• _GOAL OF THE EXERCISE_:
All of the lines below are to be printed again exactly; images are excluded from the output.

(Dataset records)
* * *
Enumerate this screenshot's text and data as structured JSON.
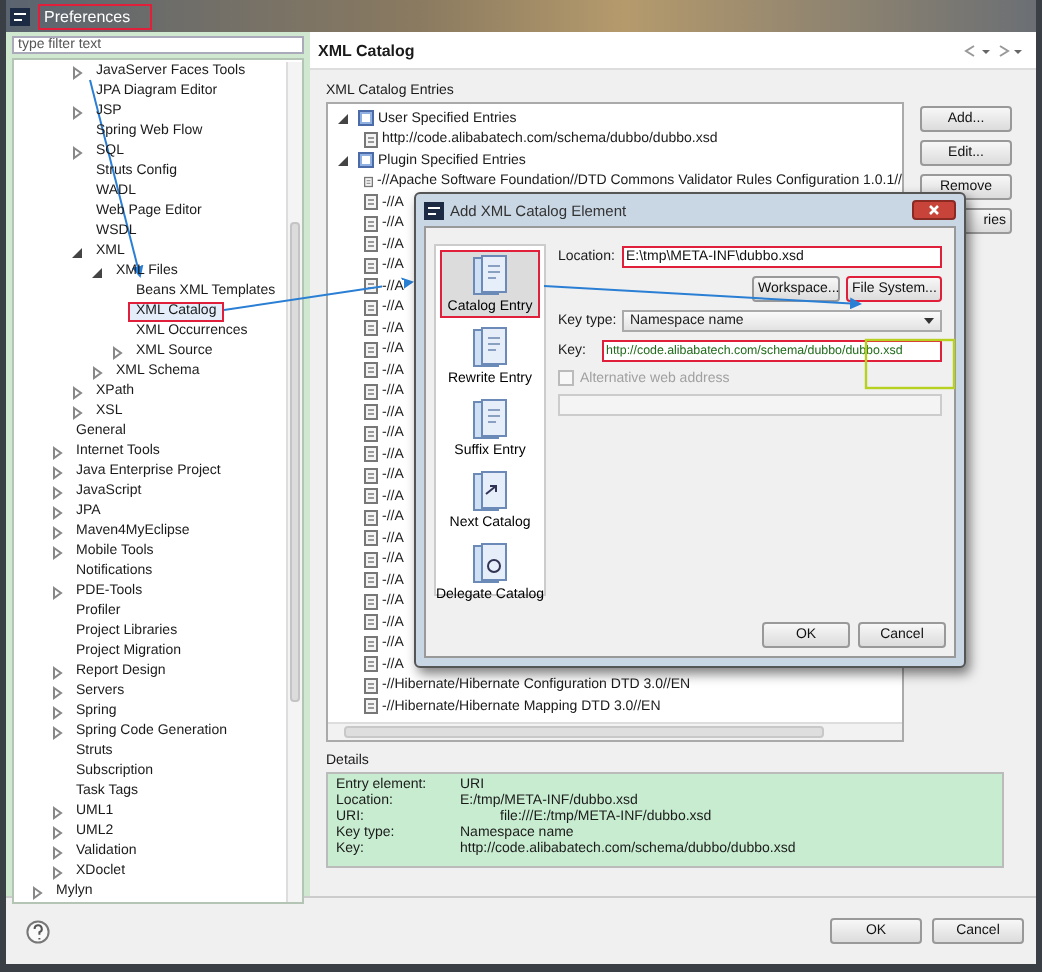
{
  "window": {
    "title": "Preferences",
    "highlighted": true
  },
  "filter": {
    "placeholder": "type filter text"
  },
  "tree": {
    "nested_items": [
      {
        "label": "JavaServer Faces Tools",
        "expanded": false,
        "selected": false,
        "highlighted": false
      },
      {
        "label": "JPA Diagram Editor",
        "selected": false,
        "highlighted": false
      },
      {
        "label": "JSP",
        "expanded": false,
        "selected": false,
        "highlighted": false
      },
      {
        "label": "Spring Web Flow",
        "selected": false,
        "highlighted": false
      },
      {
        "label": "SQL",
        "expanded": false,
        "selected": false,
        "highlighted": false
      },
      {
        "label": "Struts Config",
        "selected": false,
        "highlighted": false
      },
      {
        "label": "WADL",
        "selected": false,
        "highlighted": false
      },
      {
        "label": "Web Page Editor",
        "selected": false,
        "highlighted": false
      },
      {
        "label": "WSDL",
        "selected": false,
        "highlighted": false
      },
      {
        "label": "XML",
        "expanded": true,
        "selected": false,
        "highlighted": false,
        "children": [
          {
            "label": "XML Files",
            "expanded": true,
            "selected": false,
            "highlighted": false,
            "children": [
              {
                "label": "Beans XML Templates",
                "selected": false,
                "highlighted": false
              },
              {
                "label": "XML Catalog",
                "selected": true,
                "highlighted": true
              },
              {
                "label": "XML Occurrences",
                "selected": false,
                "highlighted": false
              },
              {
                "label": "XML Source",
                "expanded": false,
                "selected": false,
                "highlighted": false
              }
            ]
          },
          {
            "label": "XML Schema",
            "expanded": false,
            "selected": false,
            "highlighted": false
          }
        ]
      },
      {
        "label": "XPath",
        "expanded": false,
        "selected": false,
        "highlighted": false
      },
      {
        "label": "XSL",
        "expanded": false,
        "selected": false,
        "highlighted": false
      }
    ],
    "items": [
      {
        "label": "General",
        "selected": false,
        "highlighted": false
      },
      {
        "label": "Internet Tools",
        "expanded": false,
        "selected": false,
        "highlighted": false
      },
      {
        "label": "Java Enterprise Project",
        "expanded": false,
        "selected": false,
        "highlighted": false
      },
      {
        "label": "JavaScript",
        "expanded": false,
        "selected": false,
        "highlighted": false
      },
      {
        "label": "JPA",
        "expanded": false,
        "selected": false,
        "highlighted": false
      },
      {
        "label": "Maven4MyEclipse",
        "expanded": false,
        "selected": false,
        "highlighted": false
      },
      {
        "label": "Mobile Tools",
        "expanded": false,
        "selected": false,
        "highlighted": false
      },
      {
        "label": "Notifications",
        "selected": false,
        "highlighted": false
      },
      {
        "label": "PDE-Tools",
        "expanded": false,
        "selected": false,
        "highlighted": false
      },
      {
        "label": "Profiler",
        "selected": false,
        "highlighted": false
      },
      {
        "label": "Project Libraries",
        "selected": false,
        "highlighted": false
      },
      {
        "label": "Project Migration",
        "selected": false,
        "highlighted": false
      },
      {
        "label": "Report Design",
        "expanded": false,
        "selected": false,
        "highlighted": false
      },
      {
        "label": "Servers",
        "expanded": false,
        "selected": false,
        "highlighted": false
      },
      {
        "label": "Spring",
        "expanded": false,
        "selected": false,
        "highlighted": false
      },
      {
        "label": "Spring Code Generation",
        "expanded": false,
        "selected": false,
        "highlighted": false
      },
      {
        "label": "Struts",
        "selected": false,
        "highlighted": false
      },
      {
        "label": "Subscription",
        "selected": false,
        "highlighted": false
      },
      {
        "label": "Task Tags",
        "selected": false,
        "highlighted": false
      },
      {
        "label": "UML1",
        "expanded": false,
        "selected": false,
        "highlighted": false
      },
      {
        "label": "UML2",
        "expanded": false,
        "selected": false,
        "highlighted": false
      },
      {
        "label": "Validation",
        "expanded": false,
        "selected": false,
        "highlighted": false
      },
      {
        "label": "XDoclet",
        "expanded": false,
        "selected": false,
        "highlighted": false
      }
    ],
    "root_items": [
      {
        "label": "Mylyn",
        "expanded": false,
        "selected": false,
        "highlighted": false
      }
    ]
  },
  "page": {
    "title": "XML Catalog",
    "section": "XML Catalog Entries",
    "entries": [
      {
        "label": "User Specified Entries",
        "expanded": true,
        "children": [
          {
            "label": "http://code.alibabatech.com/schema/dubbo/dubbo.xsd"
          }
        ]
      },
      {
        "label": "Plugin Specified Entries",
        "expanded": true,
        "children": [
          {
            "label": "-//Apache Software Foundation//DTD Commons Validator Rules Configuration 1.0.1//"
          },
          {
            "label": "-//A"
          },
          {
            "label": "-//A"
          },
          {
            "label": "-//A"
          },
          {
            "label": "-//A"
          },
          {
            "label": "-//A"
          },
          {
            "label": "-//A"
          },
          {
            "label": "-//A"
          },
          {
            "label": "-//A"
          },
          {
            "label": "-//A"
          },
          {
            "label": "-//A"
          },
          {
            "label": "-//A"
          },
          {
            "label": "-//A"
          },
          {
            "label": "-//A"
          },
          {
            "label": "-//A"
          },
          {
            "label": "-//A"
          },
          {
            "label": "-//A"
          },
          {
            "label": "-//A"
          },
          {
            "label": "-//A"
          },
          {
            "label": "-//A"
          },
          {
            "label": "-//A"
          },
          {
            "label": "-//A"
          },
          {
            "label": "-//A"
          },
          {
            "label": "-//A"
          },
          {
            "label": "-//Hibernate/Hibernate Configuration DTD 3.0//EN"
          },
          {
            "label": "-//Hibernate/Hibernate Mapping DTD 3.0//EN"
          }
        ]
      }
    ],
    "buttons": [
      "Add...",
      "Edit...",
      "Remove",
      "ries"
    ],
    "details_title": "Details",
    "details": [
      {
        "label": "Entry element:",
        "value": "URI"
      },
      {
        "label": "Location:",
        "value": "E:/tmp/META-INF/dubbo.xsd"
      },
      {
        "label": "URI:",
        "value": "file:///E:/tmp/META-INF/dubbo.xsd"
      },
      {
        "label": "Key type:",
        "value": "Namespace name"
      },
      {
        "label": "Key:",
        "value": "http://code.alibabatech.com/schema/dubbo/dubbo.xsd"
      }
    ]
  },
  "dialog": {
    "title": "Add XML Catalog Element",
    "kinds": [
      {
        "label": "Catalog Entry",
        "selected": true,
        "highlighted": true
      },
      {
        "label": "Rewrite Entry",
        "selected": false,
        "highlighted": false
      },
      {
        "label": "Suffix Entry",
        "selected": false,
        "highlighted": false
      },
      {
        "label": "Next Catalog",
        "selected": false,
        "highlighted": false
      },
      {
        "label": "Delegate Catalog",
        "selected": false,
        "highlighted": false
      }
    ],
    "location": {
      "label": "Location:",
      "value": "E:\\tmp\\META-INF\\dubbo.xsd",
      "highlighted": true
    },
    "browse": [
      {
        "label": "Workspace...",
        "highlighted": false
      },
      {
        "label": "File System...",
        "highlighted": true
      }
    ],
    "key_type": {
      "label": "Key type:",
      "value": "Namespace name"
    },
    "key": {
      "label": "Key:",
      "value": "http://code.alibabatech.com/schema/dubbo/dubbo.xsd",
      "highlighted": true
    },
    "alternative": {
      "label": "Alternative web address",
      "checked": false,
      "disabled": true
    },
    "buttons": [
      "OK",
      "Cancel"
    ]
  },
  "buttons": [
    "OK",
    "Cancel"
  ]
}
* * *
• _ANSWER TO THIS PROBLEM_:
Enumerate this screenshot's text and data as structured JSON.
{
  "window": {
    "title": "Preferences",
    "highlighted": true
  },
  "filter": {
    "placeholder": "type filter text"
  },
  "tree": {
    "nested_items": [
      {
        "label": "JavaServer Faces Tools",
        "expanded": false,
        "selected": false,
        "highlighted": false
      },
      {
        "label": "JPA Diagram Editor",
        "selected": false,
        "highlighted": false
      },
      {
        "label": "JSP",
        "expanded": false,
        "selected": false,
        "highlighted": false
      },
      {
        "label": "Spring Web Flow",
        "selected": false,
        "highlighted": false
      },
      {
        "label": "SQL",
        "expanded": false,
        "selected": false,
        "highlighted": false
      },
      {
        "label": "Struts Config",
        "selected": false,
        "highlighted": false
      },
      {
        "label": "WADL",
        "selected": false,
        "highlighted": false
      },
      {
        "label": "Web Page Editor",
        "selected": false,
        "highlighted": false
      },
      {
        "label": "WSDL",
        "selected": false,
        "highlighted": false
      },
      {
        "label": "XML",
        "expanded": true,
        "selected": false,
        "highlighted": false,
        "children": [
          {
            "label": "XML Files",
            "expanded": true,
            "selected": false,
            "highlighted": false,
            "children": [
              {
                "label": "Beans XML Templates",
                "selected": false,
                "highlighted": false
              },
              {
                "label": "XML Catalog",
                "selected": true,
                "highlighted": true
              },
              {
                "label": "XML Occurrences",
                "selected": false,
                "highlighted": false
              },
              {
                "label": "XML Source",
                "expanded": false,
                "selected": false,
                "highlighted": false
              }
            ]
          },
          {
            "label": "XML Schema",
            "expanded": false,
            "selected": false,
            "highlighted": false
          }
        ]
      },
      {
        "label": "XPath",
        "expanded": false,
        "selected": false,
        "highlighted": false
      },
      {
        "label": "XSL",
        "expanded": false,
        "selected": false,
        "highlighted": false
      }
    ],
    "items": [
      {
        "label": "General",
        "selected": false,
        "highlighted": false
      },
      {
        "label": "Internet Tools",
        "expanded": false,
        "selected": false,
        "highlighted": false
      },
      {
        "label": "Java Enterprise Project",
        "expanded": false,
        "selected": false,
        "highlighted": false
      },
      {
        "label": "JavaScript",
        "expanded": false,
        "selected": false,
        "highlighted": false
      },
      {
        "label": "JPA",
        "expanded": false,
        "selected": false,
        "highlighted": false
      },
      {
        "label": "Maven4MyEclipse",
        "expanded": false,
        "selected": false,
        "highlighted": false
      },
      {
        "label": "Mobile Tools",
        "expanded": false,
        "selected": false,
        "highlighted": false
      },
      {
        "label": "Notifications",
        "selected": false,
        "highlighted": false
      },
      {
        "label": "PDE-Tools",
        "expanded": false,
        "selected": false,
        "highlighted": false
      },
      {
        "label": "Profiler",
        "selected": false,
        "highlighted": false
      },
      {
        "label": "Project Libraries",
        "selected": false,
        "highlighted": false
      },
      {
        "label": "Project Migration",
        "selected": false,
        "highlighted": false
      },
      {
        "label": "Report Design",
        "expanded": false,
        "selected": false,
        "highlighted": false
      },
      {
        "label": "Servers",
        "expanded": false,
        "selected": false,
        "highlighted": false
      },
      {
        "label": "Spring",
        "expanded": false,
        "selected": false,
        "highlighted": false
      },
      {
        "label": "Spring Code Generation",
        "expanded": false,
        "selected": false,
        "highlighted": false
      },
      {
        "label": "Struts",
        "selected": false,
        "highlighted": false
      },
      {
        "label": "Subscription",
        "selected": false,
        "highlighted": false
      },
      {
        "label": "Task Tags",
        "selected": false,
        "highlighted": false
      },
      {
        "label": "UML1",
        "expanded": false,
        "selected": false,
        "highlighted": false
      },
      {
        "label": "UML2",
        "expanded": false,
        "selected": false,
        "highlighted": false
      },
      {
        "label": "Validation",
        "expanded": false,
        "selected": false,
        "highlighted": false
      },
      {
        "label": "XDoclet",
        "expanded": false,
        "selected": false,
        "highlighted": false
      }
    ],
    "root_items": [
      {
        "label": "Mylyn",
        "expanded": false,
        "selected": false,
        "highlighted": false
      }
    ]
  },
  "page": {
    "title": "XML Catalog",
    "section": "XML Catalog Entries",
    "entries": [
      {
        "label": "User Specified Entries",
        "expanded": true,
        "children": [
          {
            "label": "http://code.alibabatech.com/schema/dubbo/dubbo.xsd"
          }
        ]
      },
      {
        "label": "Plugin Specified Entries",
        "expanded": true,
        "children": [
          {
            "label": "-//Apache Software Foundation//DTD Commons Validator Rules Configuration 1.0.1//"
          },
          {
            "label": "-//A"
          },
          {
            "label": "-//A"
          },
          {
            "label": "-//A"
          },
          {
            "label": "-//A"
          },
          {
            "label": "-//A"
          },
          {
            "label": "-//A"
          },
          {
            "label": "-//A"
          },
          {
            "label": "-//A"
          },
          {
            "label": "-//A"
          },
          {
            "label": "-//A"
          },
          {
            "label": "-//A"
          },
          {
            "label": "-//A"
          },
          {
            "label": "-//A"
          },
          {
            "label": "-//A"
          },
          {
            "label": "-//A"
          },
          {
            "label": "-//A"
          },
          {
            "label": "-//A"
          },
          {
            "label": "-//A"
          },
          {
            "label": "-//A"
          },
          {
            "label": "-//A"
          },
          {
            "label": "-//A"
          },
          {
            "label": "-//A"
          },
          {
            "label": "-//A"
          },
          {
            "label": "-//Hibernate/Hibernate Configuration DTD 3.0//EN"
          },
          {
            "label": "-//Hibernate/Hibernate Mapping DTD 3.0//EN"
          }
        ]
      }
    ],
    "buttons": [
      "Add...",
      "Edit...",
      "Remove",
      "ries"
    ],
    "details_title": "Details",
    "details": [
      {
        "label": "Entry element:",
        "value": "URI"
      },
      {
        "label": "Location:",
        "value": "E:/tmp/META-INF/dubbo.xsd"
      },
      {
        "label": "URI:",
        "value": "file:///E:/tmp/META-INF/dubbo.xsd"
      },
      {
        "label": "Key type:",
        "value": "Namespace name"
      },
      {
        "label": "Key:",
        "value": "http://code.alibabatech.com/schema/dubbo/dubbo.xsd"
      }
    ]
  },
  "dialog": {
    "title": "Add XML Catalog Element",
    "kinds": [
      {
        "label": "Catalog Entry",
        "selected": true,
        "highlighted": true
      },
      {
        "label": "Rewrite Entry",
        "selected": false,
        "highlighted": false
      },
      {
        "label": "Suffix Entry",
        "selected": false,
        "highlighted": false
      },
      {
        "label": "Next Catalog",
        "selected": false,
        "highlighted": false
      },
      {
        "label": "Delegate Catalog",
        "selected": false,
        "highlighted": false
      }
    ],
    "location": {
      "label": "Location:",
      "value": "E:\\tmp\\META-INF\\dubbo.xsd",
      "highlighted": true
    },
    "browse": [
      {
        "label": "Workspace...",
        "highlighted": false
      },
      {
        "label": "File System...",
        "highlighted": true
      }
    ],
    "key_type": {
      "label": "Key type:",
      "value": "Namespace name"
    },
    "key": {
      "label": "Key:",
      "value": "http://code.alibabatech.com/schema/dubbo/dubbo.xsd",
      "highlighted": true
    },
    "alternative": {
      "label": "Alternative web address",
      "checked": false,
      "disabled": true
    },
    "buttons": [
      "OK",
      "Cancel"
    ]
  },
  "buttons": [
    "OK",
    "Cancel"
  ]
}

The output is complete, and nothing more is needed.